Please print the full listing exactly.

Material to process |

# # # # #

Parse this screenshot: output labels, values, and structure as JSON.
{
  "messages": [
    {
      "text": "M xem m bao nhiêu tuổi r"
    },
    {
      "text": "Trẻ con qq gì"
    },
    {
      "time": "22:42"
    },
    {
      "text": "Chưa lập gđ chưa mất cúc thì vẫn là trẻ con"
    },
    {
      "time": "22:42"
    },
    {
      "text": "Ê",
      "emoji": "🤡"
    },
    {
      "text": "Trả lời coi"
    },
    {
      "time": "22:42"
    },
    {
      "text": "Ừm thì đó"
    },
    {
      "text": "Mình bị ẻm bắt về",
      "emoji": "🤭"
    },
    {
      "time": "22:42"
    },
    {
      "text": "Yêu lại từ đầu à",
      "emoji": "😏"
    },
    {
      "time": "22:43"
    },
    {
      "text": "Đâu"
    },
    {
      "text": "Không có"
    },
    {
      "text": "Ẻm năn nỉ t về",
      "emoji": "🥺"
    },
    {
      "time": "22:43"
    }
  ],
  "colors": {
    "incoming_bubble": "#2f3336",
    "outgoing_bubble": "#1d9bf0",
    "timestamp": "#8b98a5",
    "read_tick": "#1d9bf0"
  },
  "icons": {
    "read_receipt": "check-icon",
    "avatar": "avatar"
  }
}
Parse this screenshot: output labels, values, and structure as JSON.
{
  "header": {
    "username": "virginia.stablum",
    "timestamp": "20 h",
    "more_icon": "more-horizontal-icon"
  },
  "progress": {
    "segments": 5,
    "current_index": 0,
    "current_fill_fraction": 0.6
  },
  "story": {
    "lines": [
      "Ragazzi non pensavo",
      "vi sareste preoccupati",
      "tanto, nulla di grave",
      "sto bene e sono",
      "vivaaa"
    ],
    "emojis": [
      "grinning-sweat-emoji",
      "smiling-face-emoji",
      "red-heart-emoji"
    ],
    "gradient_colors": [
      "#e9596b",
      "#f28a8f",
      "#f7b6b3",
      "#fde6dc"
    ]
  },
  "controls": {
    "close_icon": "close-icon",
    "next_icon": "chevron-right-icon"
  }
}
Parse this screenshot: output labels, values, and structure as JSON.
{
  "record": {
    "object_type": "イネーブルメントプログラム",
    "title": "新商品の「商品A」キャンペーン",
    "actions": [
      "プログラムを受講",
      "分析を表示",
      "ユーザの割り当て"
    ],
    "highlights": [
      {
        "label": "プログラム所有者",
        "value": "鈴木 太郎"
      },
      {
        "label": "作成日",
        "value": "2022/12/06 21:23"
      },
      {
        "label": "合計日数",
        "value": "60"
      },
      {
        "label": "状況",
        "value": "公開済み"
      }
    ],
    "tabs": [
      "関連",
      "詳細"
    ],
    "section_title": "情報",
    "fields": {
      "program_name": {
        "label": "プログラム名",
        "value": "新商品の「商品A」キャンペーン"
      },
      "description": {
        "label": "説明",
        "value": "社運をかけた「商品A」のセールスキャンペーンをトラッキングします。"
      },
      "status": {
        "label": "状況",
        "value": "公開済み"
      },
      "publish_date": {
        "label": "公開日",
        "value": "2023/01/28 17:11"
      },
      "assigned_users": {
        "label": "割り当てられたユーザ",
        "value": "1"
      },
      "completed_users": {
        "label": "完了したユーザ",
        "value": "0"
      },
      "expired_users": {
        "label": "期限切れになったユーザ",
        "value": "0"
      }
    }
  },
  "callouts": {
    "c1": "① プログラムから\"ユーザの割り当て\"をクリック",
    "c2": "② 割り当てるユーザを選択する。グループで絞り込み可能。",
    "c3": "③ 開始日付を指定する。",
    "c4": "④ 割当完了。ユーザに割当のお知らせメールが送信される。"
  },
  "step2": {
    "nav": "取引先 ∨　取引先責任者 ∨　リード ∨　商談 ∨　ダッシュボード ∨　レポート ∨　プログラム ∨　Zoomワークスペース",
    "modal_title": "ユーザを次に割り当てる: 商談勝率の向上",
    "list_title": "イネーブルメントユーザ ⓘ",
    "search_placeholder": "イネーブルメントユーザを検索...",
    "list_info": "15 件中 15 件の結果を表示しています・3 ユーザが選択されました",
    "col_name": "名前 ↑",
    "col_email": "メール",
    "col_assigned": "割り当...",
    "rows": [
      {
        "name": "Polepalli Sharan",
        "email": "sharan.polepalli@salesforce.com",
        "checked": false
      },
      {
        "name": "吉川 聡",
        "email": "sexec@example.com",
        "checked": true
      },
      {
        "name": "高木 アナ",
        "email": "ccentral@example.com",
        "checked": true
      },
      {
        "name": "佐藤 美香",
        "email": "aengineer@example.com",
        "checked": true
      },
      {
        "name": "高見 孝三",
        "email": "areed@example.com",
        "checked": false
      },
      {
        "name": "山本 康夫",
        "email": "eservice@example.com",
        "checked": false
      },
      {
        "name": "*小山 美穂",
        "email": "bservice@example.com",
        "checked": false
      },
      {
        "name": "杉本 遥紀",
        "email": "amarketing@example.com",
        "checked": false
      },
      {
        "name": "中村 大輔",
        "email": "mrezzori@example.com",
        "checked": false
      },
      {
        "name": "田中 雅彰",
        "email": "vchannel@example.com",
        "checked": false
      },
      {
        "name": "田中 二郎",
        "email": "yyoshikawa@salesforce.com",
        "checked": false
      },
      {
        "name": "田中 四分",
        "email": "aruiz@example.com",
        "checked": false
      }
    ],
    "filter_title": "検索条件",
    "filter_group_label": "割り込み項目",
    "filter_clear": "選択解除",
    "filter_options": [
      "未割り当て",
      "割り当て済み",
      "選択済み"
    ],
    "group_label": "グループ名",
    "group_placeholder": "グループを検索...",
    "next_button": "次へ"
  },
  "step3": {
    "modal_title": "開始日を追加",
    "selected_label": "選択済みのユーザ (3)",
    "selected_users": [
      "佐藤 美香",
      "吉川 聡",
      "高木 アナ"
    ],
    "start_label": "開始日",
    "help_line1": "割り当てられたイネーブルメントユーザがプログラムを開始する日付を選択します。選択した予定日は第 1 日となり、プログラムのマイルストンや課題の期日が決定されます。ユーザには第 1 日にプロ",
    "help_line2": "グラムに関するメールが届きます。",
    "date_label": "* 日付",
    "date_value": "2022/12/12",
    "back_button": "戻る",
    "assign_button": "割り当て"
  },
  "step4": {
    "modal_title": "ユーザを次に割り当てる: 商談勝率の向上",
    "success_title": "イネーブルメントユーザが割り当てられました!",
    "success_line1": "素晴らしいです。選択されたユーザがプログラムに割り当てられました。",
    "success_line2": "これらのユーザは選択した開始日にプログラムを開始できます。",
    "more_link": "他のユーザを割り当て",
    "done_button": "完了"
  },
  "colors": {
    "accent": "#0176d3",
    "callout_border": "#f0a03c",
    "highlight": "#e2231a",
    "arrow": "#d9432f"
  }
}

# # # # #

Written answer |
Parse this screenshot: output labels, values, and structure as JSON.
{
  "messages": [
    {
      "text": "M xem m bao nhiêu tuổi r"
    },
    {
      "text": "Trẻ con qq gì"
    },
    {
      "time": "22:42"
    },
    {
      "text": "Chưa lập gđ chưa mất cúc thì vẫn là trẻ con"
    },
    {
      "time": "22:42"
    },
    {
      "text": "Ê",
      "emoji": "🤡"
    },
    {
      "text": "Trả lời coi"
    },
    {
      "time": "22:42"
    },
    {
      "text": "Ừm thì đó"
    },
    {
      "text": "Mình bị ẻm bắt về",
      "emoji": "🤭"
    },
    {
      "time": "22:42"
    },
    {
      "text": "Yêu lại từ đầu à",
      "emoji": "😏"
    },
    {
      "time": "22:43"
    },
    {
      "text": "Đâu"
    },
    {
      "text": "Không có"
    },
    {
      "text": "Ẻm năn nỉ t về",
      "emoji": "🥺"
    },
    {
      "time": "22:43"
    }
  ],
  "colors": {
    "incoming_bubble": "#2f3336",
    "outgoing_bubble": "#1d9bf0",
    "timestamp": "#8b98a5",
    "read_tick": "#1d9bf0"
  },
  "icons": {
    "read_receipt": "check-icon",
    "avatar": "avatar"
  }
}
Parse this screenshot: output labels, values, and structure as JSON.
{
  "header": {
    "username": "virginia.stablum",
    "timestamp": "20 h",
    "more_icon": "more-horizontal-icon"
  },
  "progress": {
    "segments": 5,
    "current_index": 0,
    "current_fill_fraction": 0.6
  },
  "story": {
    "lines": [
      "Ragazzi non pensavo",
      "vi sareste preoccupati",
      "tanto, nulla di grave",
      "sto bene e sono",
      "vivaaa"
    ],
    "emojis": [
      "grinning-sweat-emoji",
      "smiling-face-emoji",
      "red-heart-emoji"
    ],
    "gradient_colors": [
      "#e9596b",
      "#f28a8f",
      "#f7b6b3",
      "#fde6dc"
    ]
  },
  "controls": {
    "close_icon": "close-icon",
    "next_icon": "chevron-right-icon"
  }
}
Parse this screenshot: output labels, values, and structure as JSON.
{
  "record": {
    "object_type": "イネーブルメントプログラム",
    "title": "新商品の「商品A」キャンペーン",
    "actions": [
      "プログラムを受講",
      "分析を表示",
      "ユーザの割り当て"
    ],
    "highlights": [
      {
        "label": "プログラム所有者",
        "value": "鈴木 太郎"
      },
      {
        "label": "作成日",
        "value": "2022/12/06 21:23"
      },
      {
        "label": "合計日数",
        "value": "60"
      },
      {
        "label": "状況",
        "value": "公開済み"
      }
    ],
    "tabs": [
      "関連",
      "詳細"
    ],
    "section_title": "情報",
    "fields": {
      "program_name": {
        "label": "プログラム名",
        "value": "新商品の「商品A」キャンペーン"
      },
      "description": {
        "label": "説明",
        "value": "社運をかけた「商品A」のセールスキャンペーンをトラッキングします。"
      },
      "status": {
        "label": "状況",
        "value": "公開済み"
      },
      "publish_date": {
        "label": "公開日",
        "value": "2023/01/28 17:11"
      },
      "assigned_users": {
        "label": "割り当てられたユーザ",
        "value": "1"
      },
      "completed_users": {
        "label": "完了したユーザ",
        "value": "0"
      },
      "expired_users": {
        "label": "期限切れになったユーザ",
        "value": "0"
      }
    }
  },
  "callouts": {
    "c1": "① プログラムから\"ユーザの割り当て\"をクリック",
    "c2": "② 割り当てるユーザを選択する。グループで絞り込み可能。",
    "c3": "③ 開始日付を指定する。",
    "c4": "④ 割当完了。ユーザに割当のお知らせメールが送信される。"
  },
  "step2": {
    "nav": "取引先 ∨　取引先責任者 ∨　リード ∨　商談 ∨　ダッシュボード ∨　レポート ∨　プログラム ∨　Zoomワークスペース",
    "modal_title": "ユーザを次に割り当てる: 商談勝率の向上",
    "list_title": "イネーブルメントユーザ ⓘ",
    "search_placeholder": "イネーブルメントユーザを検索...",
    "list_info": "15 件中 15 件の結果を表示しています・3 ユーザが選択されました",
    "col_name": "名前 ↑",
    "col_email": "メール",
    "col_assigned": "割り当...",
    "rows": [
      {
        "name": "Polepalli Sharan",
        "email": "sharan.polepalli@salesforce.com",
        "checked": false
      },
      {
        "name": "吉川 聡",
        "email": "sexec@example.com",
        "checked": true
      },
      {
        "name": "高木 アナ",
        "email": "ccentral@example.com",
        "checked": true
      },
      {
        "name": "佐藤 美香",
        "email": "aengineer@example.com",
        "checked": true
      },
      {
        "name": "高見 孝三",
        "email": "areed@example.com",
        "checked": false
      },
      {
        "name": "山本 康夫",
        "email": "eservice@example.com",
        "checked": false
      },
      {
        "name": "*小山 美穂",
        "email": "bservice@example.com",
        "checked": false
      },
      {
        "name": "杉本 遥紀",
        "email": "amarketing@example.com",
        "checked": false
      },
      {
        "name": "中村 大輔",
        "email": "mrezzori@example.com",
        "checked": false
      },
      {
        "name": "田中 雅彰",
        "email": "vchannel@example.com",
        "checked": false
      },
      {
        "name": "田中 二郎",
        "email": "yyoshikawa@salesforce.com",
        "checked": false
      },
      {
        "name": "田中 四分",
        "email": "aruiz@example.com",
        "checked": false
      }
    ],
    "filter_title": "検索条件",
    "filter_group_label": "割り込み項目",
    "filter_clear": "選択解除",
    "filter_options": [
      "未割り当て",
      "割り当て済み",
      "選択済み"
    ],
    "group_label": "グループ名",
    "group_placeholder": "グループを検索...",
    "next_button": "次へ"
  },
  "step3": {
    "modal_title": "開始日を追加",
    "selected_label": "選択済みのユーザ (3)",
    "selected_users": [
      "佐藤 美香",
      "吉川 聡",
      "高木 アナ"
    ],
    "start_label": "開始日",
    "help_line1": "割り当てられたイネーブルメントユーザがプログラムを開始する日付を選択します。選択した予定日は第 1 日となり、プログラムのマイルストンや課題の期日が決定されます。ユーザには第 1 日にプロ",
    "help_line2": "グラムに関するメールが届きます。",
    "date_label": "* 日付",
    "date_value": "2022/12/12",
    "back_button": "戻る",
    "assign_button": "割り当て"
  },
  "step4": {
    "modal_title": "ユーザを次に割り当てる: 商談勝率の向上",
    "success_title": "イネーブルメントユーザが割り当てられました!",
    "success_line1": "素晴らしいです。選択されたユーザがプログラムに割り当てられました。",
    "success_line2": "これらのユーザは選択した開始日にプログラムを開始できます。",
    "more_link": "他のユーザを割り当て",
    "done_button": "完了"
  },
  "colors": {
    "accent": "#0176d3",
    "callout_border": "#f0a03c",
    "highlight": "#e2231a",
    "arrow": "#d9432f"
  }
}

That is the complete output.